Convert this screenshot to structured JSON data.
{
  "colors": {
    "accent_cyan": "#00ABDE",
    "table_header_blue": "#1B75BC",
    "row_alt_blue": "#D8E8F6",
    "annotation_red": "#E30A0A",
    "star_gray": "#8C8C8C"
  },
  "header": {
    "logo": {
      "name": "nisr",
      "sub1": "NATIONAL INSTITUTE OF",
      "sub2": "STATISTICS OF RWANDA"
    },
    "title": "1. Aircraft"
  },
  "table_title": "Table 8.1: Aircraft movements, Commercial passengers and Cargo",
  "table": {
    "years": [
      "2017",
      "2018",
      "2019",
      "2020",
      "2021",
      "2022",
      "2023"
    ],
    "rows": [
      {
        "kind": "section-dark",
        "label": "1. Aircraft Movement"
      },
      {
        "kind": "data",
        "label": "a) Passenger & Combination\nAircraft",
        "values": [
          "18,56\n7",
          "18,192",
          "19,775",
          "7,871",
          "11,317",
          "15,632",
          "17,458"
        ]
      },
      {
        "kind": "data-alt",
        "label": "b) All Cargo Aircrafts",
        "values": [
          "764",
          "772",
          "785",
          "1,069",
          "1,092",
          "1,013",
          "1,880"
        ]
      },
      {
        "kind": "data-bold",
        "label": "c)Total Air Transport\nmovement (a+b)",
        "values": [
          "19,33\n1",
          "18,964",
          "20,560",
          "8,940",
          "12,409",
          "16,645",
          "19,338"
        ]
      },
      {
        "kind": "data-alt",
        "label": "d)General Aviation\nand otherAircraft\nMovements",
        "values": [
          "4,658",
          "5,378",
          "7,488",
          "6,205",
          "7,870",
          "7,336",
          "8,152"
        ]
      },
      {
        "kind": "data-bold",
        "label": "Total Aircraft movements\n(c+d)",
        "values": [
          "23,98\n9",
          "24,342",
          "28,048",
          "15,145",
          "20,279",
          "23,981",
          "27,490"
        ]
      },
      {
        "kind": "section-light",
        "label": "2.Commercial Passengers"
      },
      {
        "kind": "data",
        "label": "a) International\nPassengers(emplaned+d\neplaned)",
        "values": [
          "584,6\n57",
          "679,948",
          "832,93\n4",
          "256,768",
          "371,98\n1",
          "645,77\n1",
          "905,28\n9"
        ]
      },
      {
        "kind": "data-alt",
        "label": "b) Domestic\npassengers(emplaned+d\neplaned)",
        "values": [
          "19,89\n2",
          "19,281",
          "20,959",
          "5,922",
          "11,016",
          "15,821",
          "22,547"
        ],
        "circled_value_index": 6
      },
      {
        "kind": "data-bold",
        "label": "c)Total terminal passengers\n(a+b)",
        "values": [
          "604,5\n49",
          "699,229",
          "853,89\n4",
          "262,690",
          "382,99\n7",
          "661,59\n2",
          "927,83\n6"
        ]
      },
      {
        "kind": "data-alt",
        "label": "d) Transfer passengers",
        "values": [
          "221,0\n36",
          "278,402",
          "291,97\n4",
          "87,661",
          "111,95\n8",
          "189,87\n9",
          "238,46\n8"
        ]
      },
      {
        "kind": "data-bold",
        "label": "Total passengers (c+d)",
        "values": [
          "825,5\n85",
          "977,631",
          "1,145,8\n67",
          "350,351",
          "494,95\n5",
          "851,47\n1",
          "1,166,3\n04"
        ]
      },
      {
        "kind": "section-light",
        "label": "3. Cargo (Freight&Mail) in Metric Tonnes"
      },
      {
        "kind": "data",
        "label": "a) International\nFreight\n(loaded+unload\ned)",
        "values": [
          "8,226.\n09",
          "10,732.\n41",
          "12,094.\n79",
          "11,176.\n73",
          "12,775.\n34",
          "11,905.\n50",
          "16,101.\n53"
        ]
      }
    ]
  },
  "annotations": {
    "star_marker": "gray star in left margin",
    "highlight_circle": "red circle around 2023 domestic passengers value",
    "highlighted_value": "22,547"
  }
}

------------------------------

*Exercise goal*
Take every line above carrying "Commercial" and return it.

*Output for this exercise*
  "table_title": "Table 8.1: Aircraft movements, Commercial passengers and Cargo",
        "label": "2.Commercial Passengers"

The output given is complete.